## Written request
Select all lines in the records that include "городском".

++++ Records provided

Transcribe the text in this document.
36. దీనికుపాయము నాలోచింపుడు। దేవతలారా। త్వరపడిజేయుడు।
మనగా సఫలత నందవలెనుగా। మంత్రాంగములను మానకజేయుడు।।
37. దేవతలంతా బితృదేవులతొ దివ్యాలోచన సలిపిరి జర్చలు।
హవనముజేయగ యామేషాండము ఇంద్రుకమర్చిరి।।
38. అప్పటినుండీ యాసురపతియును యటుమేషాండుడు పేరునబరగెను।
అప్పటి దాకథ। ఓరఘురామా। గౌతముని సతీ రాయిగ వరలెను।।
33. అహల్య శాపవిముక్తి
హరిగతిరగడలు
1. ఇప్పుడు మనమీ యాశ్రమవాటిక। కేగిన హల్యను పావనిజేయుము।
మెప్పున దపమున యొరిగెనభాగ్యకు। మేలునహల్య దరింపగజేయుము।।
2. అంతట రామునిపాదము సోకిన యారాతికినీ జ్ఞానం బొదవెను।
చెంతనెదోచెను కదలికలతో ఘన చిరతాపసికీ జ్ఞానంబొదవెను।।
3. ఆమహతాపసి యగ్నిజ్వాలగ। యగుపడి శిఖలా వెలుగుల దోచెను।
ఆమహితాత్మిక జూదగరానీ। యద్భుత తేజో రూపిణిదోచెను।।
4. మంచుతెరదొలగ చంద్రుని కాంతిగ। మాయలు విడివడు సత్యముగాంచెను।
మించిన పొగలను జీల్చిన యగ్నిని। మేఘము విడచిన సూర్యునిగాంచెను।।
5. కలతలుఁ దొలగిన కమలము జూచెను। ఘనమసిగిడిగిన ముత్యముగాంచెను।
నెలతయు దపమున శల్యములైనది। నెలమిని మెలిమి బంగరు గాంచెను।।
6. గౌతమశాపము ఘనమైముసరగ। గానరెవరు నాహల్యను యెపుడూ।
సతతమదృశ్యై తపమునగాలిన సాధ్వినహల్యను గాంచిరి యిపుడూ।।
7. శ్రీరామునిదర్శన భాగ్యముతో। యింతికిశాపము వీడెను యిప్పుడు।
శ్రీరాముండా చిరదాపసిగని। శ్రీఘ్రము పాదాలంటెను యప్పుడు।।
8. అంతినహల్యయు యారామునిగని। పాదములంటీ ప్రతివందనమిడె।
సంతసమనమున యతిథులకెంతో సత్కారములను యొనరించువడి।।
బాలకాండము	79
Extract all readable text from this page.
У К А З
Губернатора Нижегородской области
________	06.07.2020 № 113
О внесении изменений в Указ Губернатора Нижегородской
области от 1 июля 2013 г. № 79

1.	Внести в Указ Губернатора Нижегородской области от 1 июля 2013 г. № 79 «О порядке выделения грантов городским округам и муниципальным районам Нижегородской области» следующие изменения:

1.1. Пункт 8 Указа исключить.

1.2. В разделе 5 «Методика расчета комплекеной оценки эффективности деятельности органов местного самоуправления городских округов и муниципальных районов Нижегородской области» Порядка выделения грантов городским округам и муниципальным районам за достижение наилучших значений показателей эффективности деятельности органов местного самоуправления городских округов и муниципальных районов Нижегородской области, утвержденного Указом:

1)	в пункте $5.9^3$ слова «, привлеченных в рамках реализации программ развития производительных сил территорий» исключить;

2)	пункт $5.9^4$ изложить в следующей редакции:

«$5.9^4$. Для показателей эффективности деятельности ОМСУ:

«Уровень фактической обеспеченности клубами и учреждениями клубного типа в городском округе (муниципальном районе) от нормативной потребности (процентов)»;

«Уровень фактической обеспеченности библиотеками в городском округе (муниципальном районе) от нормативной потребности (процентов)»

++++++++

## Solved problem
«Уровень фактической обеспеченности клубами и учреждениями клубного типа в городском округе (муниципальном районе) от нормативной потребности (процентов)»;
«Уровень фактической обеспеченности библиотеками в городском округе (муниципальном районе) от нормативной потребности (процентов)»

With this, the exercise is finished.